Extracted data:
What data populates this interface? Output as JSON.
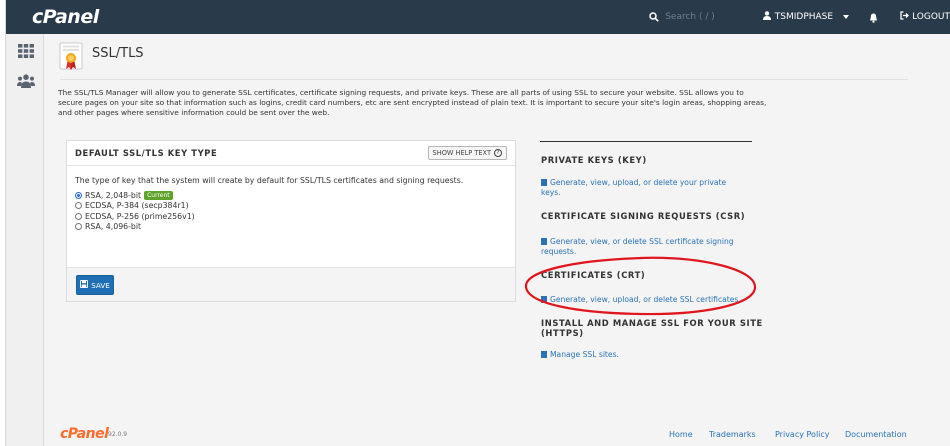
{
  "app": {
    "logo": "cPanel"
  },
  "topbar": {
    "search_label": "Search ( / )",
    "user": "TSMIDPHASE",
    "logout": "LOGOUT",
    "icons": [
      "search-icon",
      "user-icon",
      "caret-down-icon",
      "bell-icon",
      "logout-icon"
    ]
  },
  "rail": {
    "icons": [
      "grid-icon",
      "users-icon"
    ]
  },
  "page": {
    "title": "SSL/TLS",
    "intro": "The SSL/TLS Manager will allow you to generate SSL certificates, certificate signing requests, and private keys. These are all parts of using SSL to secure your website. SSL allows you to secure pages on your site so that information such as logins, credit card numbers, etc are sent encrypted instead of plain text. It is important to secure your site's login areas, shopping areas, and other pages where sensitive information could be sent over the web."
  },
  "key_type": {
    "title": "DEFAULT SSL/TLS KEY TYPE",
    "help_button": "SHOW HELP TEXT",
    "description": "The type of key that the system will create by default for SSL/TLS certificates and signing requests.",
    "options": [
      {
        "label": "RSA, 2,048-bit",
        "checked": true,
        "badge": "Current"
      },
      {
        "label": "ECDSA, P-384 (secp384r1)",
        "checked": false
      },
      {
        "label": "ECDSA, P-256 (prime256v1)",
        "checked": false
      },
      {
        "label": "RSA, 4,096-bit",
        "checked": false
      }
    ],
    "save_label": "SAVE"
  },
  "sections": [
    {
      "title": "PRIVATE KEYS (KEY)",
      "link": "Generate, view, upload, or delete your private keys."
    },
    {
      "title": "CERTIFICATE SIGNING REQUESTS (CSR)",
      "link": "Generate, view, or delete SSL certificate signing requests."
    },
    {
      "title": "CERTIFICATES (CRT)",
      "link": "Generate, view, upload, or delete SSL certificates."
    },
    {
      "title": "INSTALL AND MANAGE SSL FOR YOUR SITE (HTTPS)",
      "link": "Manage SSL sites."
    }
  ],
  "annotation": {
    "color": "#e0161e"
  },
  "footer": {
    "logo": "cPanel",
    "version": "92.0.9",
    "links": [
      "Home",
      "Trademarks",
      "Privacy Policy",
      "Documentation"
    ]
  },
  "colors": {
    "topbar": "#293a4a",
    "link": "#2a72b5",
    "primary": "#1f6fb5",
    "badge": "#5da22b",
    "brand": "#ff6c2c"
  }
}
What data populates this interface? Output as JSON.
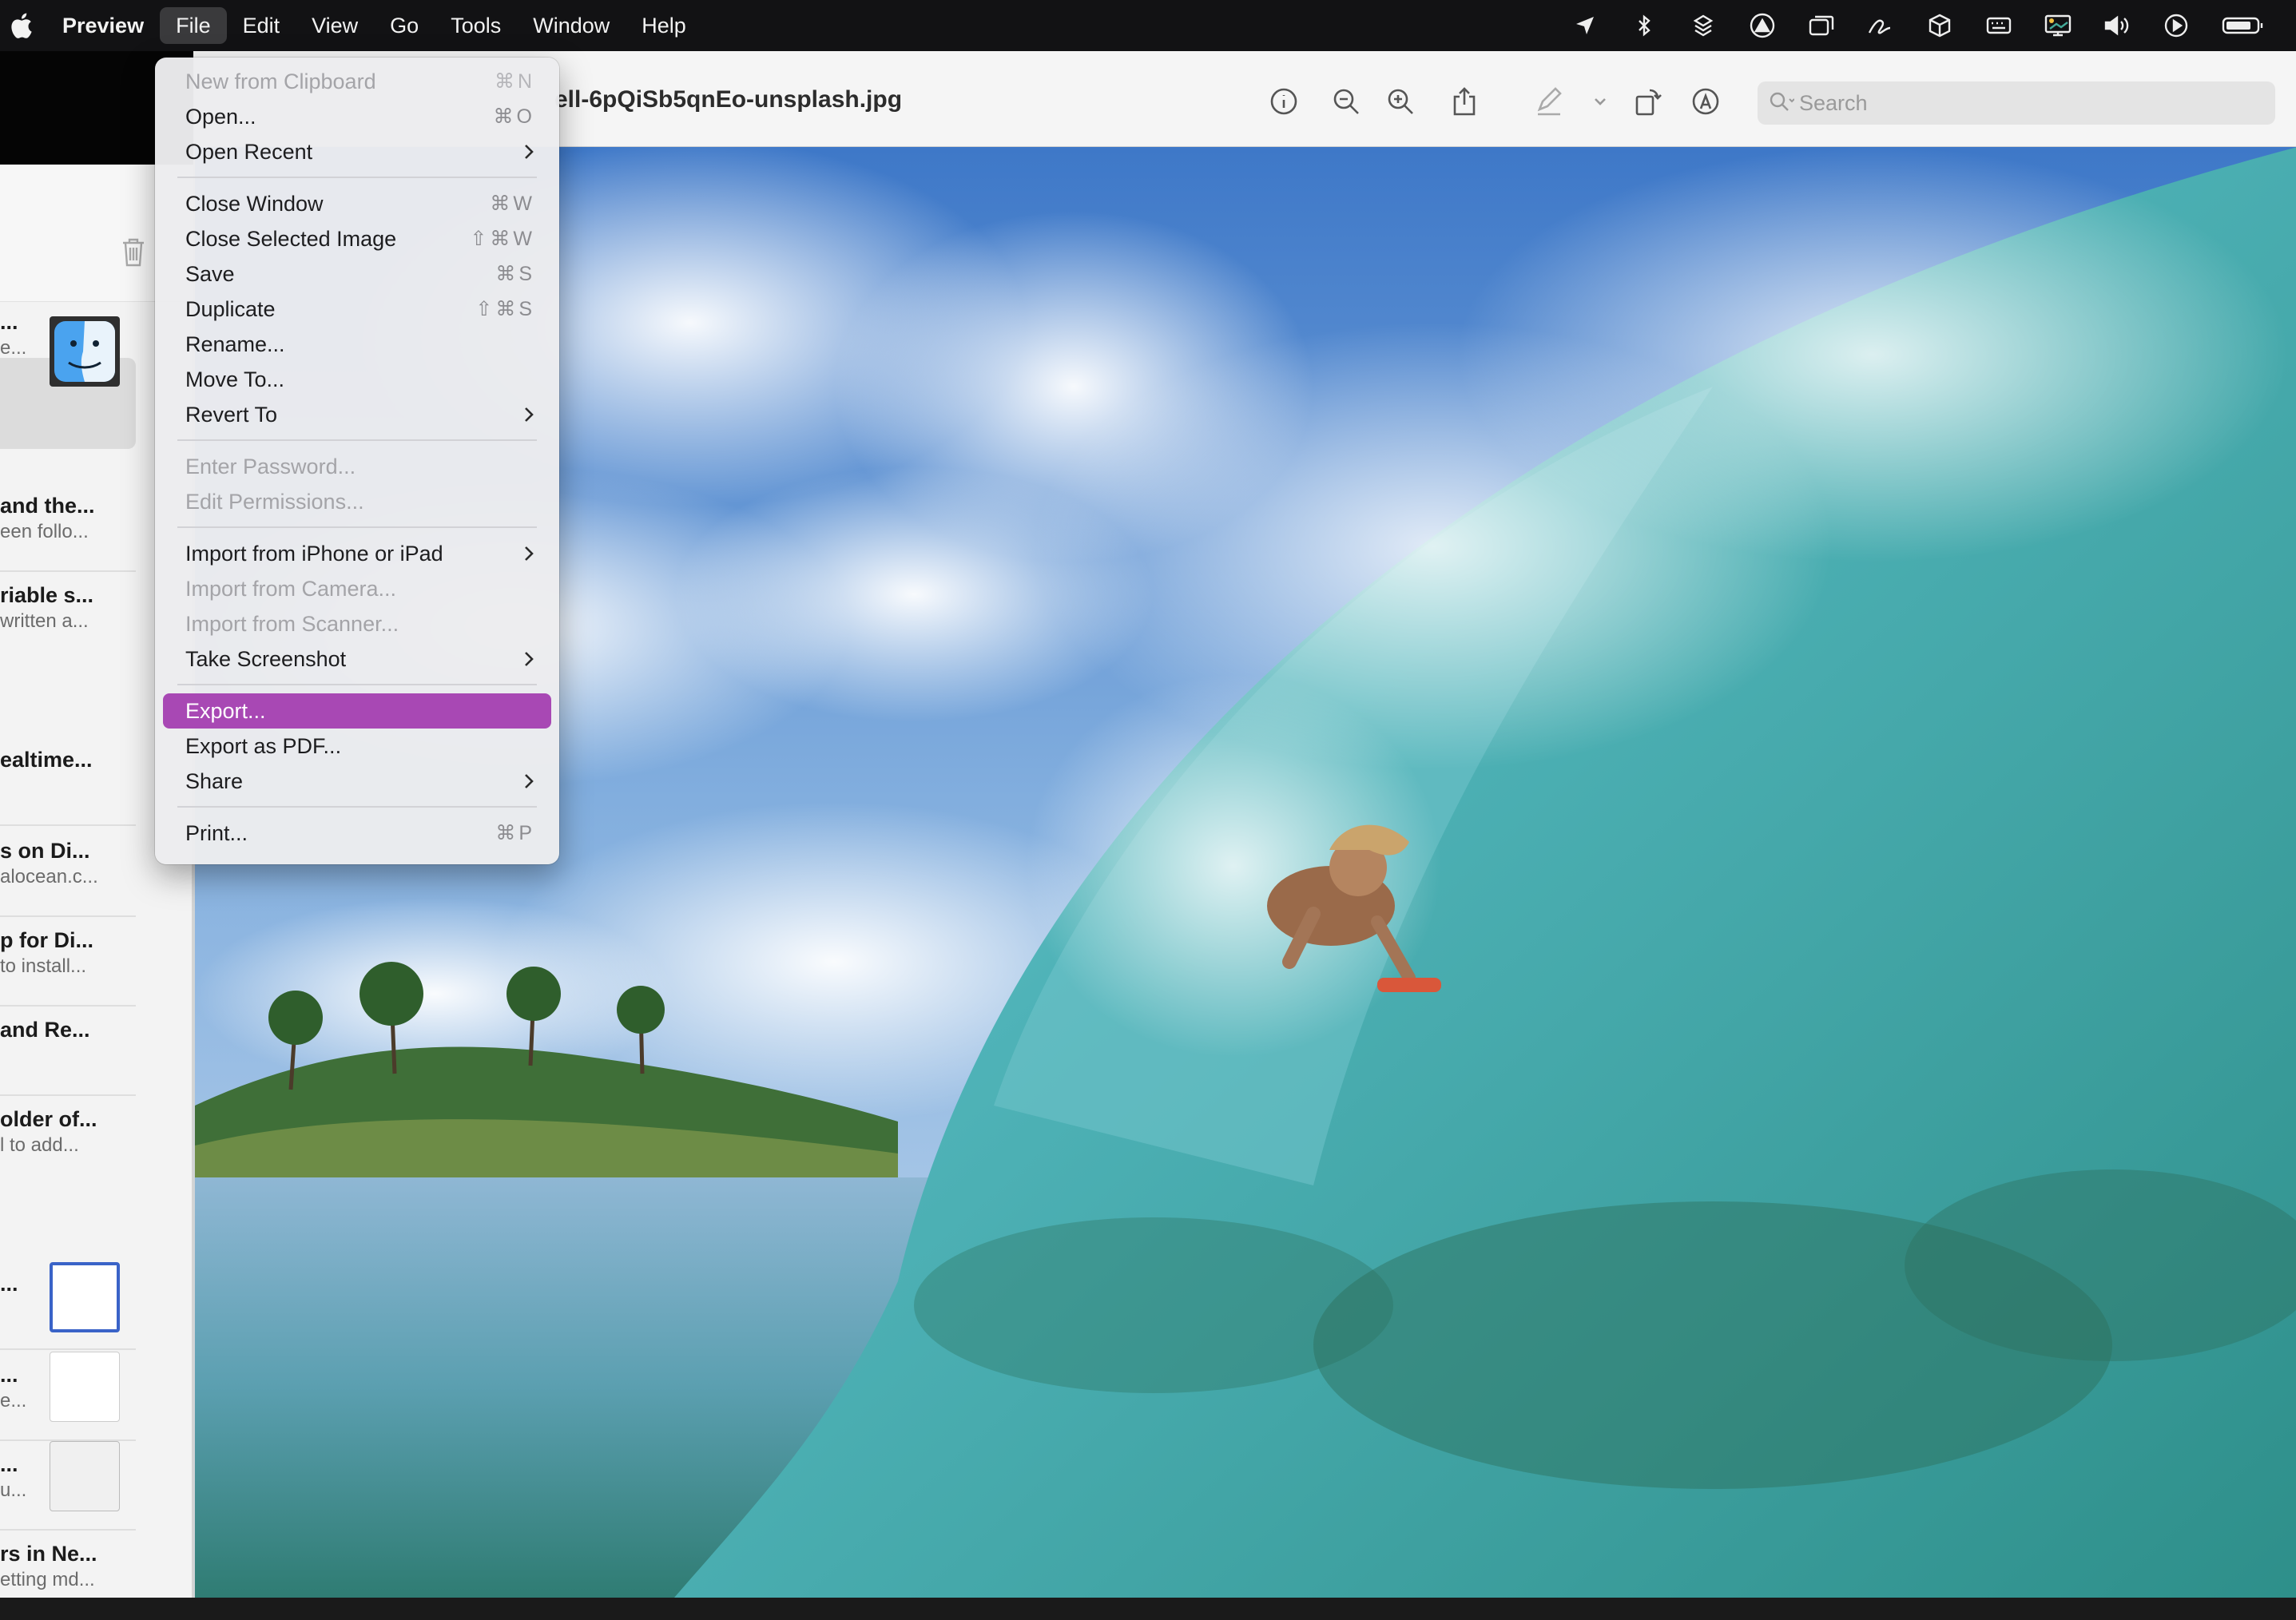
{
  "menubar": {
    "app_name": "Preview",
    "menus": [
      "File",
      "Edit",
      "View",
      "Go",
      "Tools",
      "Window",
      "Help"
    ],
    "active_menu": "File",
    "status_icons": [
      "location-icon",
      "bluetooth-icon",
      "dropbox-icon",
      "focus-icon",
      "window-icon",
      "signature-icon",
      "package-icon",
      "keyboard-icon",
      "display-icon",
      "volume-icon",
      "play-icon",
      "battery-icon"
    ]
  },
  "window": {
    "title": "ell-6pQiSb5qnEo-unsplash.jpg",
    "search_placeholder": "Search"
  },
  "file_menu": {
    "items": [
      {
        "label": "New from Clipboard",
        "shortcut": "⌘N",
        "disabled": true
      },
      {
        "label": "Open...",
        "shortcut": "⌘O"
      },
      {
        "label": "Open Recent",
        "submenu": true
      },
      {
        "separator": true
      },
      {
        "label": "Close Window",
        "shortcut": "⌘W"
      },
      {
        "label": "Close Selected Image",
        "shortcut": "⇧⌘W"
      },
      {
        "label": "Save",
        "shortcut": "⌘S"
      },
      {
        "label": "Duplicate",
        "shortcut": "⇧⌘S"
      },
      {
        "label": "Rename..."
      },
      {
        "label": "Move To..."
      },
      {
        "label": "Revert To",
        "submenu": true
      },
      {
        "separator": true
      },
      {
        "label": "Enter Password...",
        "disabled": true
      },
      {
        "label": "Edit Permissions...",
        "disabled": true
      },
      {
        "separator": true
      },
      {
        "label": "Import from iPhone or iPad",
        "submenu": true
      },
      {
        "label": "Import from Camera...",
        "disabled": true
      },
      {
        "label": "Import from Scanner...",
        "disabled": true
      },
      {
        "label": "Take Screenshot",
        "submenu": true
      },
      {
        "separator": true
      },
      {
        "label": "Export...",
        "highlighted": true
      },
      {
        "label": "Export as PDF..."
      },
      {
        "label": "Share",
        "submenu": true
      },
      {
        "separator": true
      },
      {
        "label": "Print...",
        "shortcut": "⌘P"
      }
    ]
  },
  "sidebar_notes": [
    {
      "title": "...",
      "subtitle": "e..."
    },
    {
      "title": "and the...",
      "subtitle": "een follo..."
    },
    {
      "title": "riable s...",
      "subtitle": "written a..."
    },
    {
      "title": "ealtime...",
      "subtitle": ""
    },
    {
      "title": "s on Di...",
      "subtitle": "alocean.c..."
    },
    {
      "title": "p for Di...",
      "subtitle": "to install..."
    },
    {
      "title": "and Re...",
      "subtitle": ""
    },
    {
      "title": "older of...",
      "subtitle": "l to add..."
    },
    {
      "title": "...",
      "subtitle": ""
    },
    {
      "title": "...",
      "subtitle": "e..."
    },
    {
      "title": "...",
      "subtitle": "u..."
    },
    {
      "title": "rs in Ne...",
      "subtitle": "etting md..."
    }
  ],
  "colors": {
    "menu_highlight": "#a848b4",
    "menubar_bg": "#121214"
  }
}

Short exercise:
Quote the full listing above word for word; exclude every picture from the copy.

Result below:
What data populates this interface? Output as JSON.
{
  "app": {
    "logo": "cPanel"
  },
  "topbar": {
    "search_label": "Search ( / )",
    "user": "TSMIDPHASE",
    "logout": "LOGOUT",
    "icons": [
      "search-icon",
      "user-icon",
      "caret-down-icon",
      "bell-icon",
      "logout-icon"
    ]
  },
  "rail": {
    "icons": [
      "grid-icon",
      "users-icon"
    ]
  },
  "page": {
    "title": "SSL/TLS",
    "intro": "The SSL/TLS Manager will allow you to generate SSL certificates, certificate signing requests, and private keys. These are all parts of using SSL to secure your website. SSL allows you to secure pages on your site so that information such as logins, credit card numbers, etc are sent encrypted instead of plain text. It is important to secure your site's login areas, shopping areas, and other pages where sensitive information could be sent over the web."
  },
  "key_type": {
    "title": "DEFAULT SSL/TLS KEY TYPE",
    "help_button": "SHOW HELP TEXT",
    "description": "The type of key that the system will create by default for SSL/TLS certificates and signing requests.",
    "options": [
      {
        "label": "RSA, 2,048-bit",
        "checked": true,
        "badge": "Current"
      },
      {
        "label": "ECDSA, P-384 (secp384r1)",
        "checked": false
      },
      {
        "label": "ECDSA, P-256 (prime256v1)",
        "checked": false
      },
      {
        "label": "RSA, 4,096-bit",
        "checked": false
      }
    ],
    "save_label": "SAVE"
  },
  "sections": [
    {
      "title": "PRIVATE KEYS (KEY)",
      "link": "Generate, view, upload, or delete your private keys."
    },
    {
      "title": "CERTIFICATE SIGNING REQUESTS (CSR)",
      "link": "Generate, view, or delete SSL certificate signing requests."
    },
    {
      "title": "CERTIFICATES (CRT)",
      "link": "Generate, view, upload, or delete SSL certificates."
    },
    {
      "title": "INSTALL AND MANAGE SSL FOR YOUR SITE (HTTPS)",
      "link": "Manage SSL sites."
    }
  ],
  "annotation": {
    "color": "#e0161e"
  },
  "footer": {
    "logo": "cPanel",
    "version": "92.0.9",
    "links": [
      "Home",
      "Trademarks",
      "Privacy Policy",
      "Documentation"
    ]
  },
  "colors": {
    "topbar": "#293a4a",
    "link": "#2a72b5",
    "primary": "#1f6fb5",
    "badge": "#5da22b",
    "brand": "#ff6c2c"
  }
}
What data populates this interface? Output as JSON.
{
  "menubar": {
    "app_name": "Preview",
    "menus": [
      "File",
      "Edit",
      "View",
      "Go",
      "Tools",
      "Window",
      "Help"
    ],
    "active_menu": "File",
    "status_icons": [
      "location-icon",
      "bluetooth-icon",
      "dropbox-icon",
      "focus-icon",
      "window-icon",
      "signature-icon",
      "package-icon",
      "keyboard-icon",
      "display-icon",
      "volume-icon",
      "play-icon",
      "battery-icon"
    ]
  },
  "window": {
    "title": "ell-6pQiSb5qnEo-unsplash.jpg",
    "search_placeholder": "Search"
  },
  "file_menu": {
    "items": [
      {
        "label": "New from Clipboard",
        "shortcut": "⌘N",
        "disabled": true
      },
      {
        "label": "Open...",
        "shortcut": "⌘O"
      },
      {
        "label": "Open Recent",
        "submenu": true
      },
      {
        "separator": true
      },
      {
        "label": "Close Window",
        "shortcut": "⌘W"
      },
      {
        "label": "Close Selected Image",
        "shortcut": "⇧⌘W"
      },
      {
        "label": "Save",
        "shortcut": "⌘S"
      },
      {
        "label": "Duplicate",
        "shortcut": "⇧⌘S"
      },
      {
        "label": "Rename..."
      },
      {
        "label": "Move To..."
      },
      {
        "label": "Revert To",
        "submenu": true
      },
      {
        "separator": true
      },
      {
        "label": "Enter Password...",
        "disabled": true
      },
      {
        "label": "Edit Permissions...",
        "disabled": true
      },
      {
        "separator": true
      },
      {
        "label": "Import from iPhone or iPad",
        "submenu": true
      },
      {
        "label": "Import from Camera...",
        "disabled": true
      },
      {
        "label": "Import from Scanner...",
        "disabled": true
      },
      {
        "label": "Take Screenshot",
        "submenu": true
      },
      {
        "separator": true
      },
      {
        "label": "Export...",
        "highlighted": true
      },
      {
        "label": "Export as PDF..."
      },
      {
        "label": "Share",
        "submenu": true
      },
      {
        "separator": true
      },
      {
        "label": "Print...",
        "shortcut": "⌘P"
      }
    ]
  },
  "sidebar_notes": [
    {
      "title": "...",
      "subtitle": "e..."
    },
    {
      "title": "and the...",
      "subtitle": "een follo..."
    },
    {
      "title": "riable s...",
      "subtitle": "written a..."
    },
    {
      "title": "ealtime...",
      "subtitle": ""
    },
    {
      "title": "s on Di...",
      "subtitle": "alocean.c..."
    },
    {
      "title": "p for Di...",
      "subtitle": "to install..."
    },
    {
      "title": "and Re...",
      "subtitle": ""
    },
    {
      "title": "older of...",
      "subtitle": "l to add..."
    },
    {
      "title": "...",
      "subtitle": ""
    },
    {
      "title": "...",
      "subtitle": "e..."
    },
    {
      "title": "...",
      "subtitle": "u..."
    },
    {
      "title": "rs in Ne...",
      "subtitle": "etting md..."
    }
  ],
  "colors": {
    "menu_highlight": "#a848b4",
    "menubar_bg": "#121214"
  }
}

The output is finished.